Dataset entries

^^^^

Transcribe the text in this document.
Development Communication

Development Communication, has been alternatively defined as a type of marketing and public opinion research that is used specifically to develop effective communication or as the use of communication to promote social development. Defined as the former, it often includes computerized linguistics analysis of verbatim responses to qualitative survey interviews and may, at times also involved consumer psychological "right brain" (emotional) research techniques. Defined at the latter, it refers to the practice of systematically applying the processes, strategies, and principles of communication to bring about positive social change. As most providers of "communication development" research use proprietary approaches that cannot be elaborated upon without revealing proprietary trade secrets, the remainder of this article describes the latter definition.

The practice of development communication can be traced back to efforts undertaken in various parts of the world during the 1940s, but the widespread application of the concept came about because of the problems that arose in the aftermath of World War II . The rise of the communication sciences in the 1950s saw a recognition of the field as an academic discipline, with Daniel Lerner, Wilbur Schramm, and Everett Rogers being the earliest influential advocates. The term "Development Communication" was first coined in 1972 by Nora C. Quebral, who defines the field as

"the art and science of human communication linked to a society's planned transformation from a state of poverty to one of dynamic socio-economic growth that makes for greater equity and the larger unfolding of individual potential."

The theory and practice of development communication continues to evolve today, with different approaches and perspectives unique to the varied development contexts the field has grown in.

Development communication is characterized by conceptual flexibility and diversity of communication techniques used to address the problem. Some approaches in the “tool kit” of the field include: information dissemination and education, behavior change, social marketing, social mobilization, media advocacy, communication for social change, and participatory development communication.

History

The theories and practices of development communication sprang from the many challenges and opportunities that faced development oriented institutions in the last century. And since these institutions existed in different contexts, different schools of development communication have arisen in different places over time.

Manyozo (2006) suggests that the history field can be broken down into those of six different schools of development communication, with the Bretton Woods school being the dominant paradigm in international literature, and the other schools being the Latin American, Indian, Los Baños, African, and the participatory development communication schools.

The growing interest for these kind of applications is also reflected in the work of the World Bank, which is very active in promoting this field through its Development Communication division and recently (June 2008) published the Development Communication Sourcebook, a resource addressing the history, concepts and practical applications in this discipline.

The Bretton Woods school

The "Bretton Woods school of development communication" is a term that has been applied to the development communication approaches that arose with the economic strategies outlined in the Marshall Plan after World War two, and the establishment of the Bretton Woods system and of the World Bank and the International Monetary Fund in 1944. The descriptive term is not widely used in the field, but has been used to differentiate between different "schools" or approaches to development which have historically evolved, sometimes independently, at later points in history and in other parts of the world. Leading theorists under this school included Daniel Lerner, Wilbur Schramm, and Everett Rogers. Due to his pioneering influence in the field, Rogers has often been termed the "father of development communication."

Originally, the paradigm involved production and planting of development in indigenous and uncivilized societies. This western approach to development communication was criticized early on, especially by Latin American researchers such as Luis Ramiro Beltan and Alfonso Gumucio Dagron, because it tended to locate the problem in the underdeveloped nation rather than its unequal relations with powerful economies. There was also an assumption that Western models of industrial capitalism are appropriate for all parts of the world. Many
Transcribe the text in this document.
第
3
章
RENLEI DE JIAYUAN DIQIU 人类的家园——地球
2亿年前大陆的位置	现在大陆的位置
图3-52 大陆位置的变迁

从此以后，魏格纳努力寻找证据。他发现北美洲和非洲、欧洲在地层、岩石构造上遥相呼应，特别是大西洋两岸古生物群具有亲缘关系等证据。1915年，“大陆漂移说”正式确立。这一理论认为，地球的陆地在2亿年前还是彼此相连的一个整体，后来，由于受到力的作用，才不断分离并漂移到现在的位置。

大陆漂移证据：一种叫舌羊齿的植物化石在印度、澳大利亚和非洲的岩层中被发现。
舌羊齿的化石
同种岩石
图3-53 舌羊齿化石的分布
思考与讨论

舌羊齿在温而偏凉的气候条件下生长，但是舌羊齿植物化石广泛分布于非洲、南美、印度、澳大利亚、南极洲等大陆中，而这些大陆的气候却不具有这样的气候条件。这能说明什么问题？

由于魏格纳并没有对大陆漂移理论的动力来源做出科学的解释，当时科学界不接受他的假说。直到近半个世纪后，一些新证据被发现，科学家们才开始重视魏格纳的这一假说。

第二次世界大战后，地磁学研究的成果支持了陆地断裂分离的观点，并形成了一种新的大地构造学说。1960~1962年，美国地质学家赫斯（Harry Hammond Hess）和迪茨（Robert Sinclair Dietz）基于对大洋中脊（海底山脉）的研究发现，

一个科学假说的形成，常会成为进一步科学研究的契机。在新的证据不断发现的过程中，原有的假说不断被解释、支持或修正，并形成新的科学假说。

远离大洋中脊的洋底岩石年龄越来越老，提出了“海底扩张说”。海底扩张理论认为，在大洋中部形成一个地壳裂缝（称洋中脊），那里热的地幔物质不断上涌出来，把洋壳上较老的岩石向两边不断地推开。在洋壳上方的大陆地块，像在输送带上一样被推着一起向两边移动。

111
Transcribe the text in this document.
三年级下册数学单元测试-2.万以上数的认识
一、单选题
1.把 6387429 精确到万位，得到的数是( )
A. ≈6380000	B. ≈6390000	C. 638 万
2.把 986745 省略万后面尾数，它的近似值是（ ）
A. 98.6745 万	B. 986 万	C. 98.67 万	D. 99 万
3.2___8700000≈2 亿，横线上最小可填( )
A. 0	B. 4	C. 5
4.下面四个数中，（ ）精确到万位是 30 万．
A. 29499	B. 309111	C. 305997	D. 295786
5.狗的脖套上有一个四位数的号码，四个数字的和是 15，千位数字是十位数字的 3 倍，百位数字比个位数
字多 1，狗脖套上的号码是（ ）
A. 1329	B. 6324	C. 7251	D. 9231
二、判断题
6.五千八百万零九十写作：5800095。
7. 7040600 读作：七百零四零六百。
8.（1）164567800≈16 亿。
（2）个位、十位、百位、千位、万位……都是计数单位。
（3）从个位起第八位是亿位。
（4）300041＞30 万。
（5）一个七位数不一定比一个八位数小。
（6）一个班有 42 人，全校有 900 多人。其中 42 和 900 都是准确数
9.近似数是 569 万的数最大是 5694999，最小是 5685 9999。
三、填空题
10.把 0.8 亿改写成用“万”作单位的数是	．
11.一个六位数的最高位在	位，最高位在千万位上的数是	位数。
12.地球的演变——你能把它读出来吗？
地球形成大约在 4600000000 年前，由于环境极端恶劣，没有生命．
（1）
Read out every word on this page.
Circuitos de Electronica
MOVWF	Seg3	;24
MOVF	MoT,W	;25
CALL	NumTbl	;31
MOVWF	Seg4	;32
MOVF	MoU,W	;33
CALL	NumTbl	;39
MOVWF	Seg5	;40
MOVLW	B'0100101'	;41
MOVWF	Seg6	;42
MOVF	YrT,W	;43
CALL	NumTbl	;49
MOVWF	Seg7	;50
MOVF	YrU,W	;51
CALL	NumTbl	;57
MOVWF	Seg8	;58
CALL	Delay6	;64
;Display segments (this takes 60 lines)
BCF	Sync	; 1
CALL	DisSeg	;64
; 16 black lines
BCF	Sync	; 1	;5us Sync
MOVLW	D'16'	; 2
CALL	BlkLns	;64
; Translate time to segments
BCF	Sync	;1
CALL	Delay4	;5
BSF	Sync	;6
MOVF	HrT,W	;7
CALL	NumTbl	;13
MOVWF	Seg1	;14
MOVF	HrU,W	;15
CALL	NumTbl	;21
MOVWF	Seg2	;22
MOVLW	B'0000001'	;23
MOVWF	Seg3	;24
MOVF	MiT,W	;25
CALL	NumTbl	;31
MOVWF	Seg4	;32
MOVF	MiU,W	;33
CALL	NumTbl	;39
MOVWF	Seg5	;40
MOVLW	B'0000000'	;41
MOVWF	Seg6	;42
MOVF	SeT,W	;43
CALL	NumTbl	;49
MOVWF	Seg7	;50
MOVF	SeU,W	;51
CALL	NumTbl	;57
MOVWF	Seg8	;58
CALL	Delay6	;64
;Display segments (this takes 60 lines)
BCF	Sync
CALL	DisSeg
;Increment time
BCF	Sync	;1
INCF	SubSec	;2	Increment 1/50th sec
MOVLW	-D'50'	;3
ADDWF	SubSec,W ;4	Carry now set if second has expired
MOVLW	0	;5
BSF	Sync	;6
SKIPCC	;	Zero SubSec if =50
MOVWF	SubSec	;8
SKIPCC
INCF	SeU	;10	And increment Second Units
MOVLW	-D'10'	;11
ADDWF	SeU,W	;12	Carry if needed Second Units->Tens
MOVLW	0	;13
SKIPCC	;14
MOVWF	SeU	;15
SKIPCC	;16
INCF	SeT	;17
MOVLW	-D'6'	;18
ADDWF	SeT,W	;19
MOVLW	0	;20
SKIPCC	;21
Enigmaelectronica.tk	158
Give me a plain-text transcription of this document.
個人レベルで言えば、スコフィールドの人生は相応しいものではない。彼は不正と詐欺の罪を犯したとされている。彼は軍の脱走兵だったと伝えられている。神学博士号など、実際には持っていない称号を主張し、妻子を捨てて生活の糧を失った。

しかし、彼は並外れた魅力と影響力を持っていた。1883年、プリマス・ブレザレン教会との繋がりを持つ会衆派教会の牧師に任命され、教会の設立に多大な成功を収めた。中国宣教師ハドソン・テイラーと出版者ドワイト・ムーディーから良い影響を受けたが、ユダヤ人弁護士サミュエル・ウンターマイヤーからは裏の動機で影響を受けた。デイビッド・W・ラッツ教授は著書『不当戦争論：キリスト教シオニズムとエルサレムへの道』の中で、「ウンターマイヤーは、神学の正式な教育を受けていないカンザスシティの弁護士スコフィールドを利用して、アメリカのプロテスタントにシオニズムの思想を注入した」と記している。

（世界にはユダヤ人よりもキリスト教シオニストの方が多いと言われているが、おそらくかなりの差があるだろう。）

^^^^

> TASK OBJECTIVE
Show each line of the listing that holds the string "from".

> SOLUTION TO THE PROBLEM
"the art and science of human communication linked to a society's planned transformation from a state of poverty to one of dynamic socio-economic growth that makes for greater equity and the larger unfolding of individual potential."
The theories and practices of development communication sprang from the many challenges and opportunities that faced development oriented institutions in the last century. And since these institutions existed in different contexts, different schools of development communication have arisen in different places over time.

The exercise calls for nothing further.